_REQUIRED WORK_. Find how many lines in the data below mention "description". Give the number only.

━━━ SUPPLIED DATA

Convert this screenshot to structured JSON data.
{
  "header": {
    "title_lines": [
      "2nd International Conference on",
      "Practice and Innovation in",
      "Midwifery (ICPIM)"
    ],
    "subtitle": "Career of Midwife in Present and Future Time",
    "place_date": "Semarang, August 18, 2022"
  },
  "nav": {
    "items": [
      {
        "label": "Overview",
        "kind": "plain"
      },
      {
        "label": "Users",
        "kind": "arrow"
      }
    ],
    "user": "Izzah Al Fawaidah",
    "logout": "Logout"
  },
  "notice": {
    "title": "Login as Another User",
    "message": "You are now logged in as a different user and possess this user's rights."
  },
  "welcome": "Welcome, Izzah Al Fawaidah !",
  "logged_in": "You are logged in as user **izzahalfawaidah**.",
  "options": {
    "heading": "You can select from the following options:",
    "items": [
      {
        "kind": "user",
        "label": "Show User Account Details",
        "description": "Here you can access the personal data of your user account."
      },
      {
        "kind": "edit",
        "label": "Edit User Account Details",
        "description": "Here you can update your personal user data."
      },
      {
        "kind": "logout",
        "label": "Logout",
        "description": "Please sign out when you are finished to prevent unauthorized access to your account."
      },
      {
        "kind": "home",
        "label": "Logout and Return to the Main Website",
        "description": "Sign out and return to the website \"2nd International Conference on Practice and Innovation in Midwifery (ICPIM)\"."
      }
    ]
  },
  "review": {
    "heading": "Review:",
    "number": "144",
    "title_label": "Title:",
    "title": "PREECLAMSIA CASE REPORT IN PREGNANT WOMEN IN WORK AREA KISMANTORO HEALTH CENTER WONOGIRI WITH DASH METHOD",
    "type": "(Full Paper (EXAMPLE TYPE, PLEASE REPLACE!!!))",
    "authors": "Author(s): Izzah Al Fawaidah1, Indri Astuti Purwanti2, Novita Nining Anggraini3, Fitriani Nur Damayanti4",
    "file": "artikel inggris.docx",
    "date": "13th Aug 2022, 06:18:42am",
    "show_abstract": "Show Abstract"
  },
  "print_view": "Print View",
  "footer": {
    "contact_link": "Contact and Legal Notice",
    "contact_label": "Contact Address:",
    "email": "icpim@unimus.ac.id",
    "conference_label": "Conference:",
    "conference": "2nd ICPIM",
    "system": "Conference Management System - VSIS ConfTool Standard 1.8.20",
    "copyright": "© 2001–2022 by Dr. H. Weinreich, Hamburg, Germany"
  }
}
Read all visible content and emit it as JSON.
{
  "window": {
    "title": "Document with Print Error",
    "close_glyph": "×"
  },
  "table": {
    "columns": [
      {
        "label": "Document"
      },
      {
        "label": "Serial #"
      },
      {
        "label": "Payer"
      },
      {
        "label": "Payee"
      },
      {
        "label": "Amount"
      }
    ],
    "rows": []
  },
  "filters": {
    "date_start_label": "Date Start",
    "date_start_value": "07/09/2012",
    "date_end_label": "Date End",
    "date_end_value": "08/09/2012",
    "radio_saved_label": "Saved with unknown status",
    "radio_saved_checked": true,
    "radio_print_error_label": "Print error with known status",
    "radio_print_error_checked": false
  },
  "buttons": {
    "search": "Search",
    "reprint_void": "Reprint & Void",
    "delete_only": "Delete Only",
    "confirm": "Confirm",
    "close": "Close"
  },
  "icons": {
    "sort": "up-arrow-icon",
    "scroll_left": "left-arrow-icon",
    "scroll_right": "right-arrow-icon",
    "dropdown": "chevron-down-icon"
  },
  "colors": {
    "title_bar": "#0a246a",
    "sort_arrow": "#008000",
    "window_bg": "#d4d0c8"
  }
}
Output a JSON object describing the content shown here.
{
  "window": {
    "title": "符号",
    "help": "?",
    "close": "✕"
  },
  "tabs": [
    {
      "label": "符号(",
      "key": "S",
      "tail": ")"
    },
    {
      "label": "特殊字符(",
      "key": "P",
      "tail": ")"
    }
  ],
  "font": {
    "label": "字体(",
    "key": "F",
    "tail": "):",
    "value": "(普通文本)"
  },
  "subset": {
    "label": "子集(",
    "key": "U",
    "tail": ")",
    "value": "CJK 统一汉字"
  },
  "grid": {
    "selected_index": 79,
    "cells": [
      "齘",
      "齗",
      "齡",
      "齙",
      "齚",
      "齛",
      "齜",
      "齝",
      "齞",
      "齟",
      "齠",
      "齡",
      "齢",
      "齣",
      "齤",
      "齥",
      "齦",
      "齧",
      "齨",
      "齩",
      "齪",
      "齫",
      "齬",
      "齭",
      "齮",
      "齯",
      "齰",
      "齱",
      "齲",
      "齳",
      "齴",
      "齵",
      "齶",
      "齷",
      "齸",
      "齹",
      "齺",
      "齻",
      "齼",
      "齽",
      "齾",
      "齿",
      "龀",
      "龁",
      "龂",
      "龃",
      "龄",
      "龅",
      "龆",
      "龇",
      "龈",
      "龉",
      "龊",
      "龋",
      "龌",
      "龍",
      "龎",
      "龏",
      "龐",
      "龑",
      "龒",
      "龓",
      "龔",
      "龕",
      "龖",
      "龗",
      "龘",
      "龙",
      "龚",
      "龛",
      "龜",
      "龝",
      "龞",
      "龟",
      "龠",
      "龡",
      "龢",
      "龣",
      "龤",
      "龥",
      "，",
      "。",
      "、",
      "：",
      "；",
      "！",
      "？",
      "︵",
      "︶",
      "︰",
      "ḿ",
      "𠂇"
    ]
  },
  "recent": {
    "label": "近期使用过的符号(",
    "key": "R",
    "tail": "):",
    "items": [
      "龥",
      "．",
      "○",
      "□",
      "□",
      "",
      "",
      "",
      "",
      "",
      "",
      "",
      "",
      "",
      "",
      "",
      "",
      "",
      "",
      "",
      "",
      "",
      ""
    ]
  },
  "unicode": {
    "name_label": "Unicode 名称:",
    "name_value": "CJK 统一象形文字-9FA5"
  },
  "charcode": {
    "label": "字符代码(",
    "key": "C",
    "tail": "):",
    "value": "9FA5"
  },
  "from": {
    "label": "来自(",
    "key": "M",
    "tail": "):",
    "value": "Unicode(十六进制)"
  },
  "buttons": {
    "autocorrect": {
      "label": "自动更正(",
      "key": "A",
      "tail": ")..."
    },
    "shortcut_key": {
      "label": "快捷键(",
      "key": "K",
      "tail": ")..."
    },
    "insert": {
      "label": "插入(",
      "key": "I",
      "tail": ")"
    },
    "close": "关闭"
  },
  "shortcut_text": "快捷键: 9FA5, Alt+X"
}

━━━━━━

_TASK OUTPUT_. 4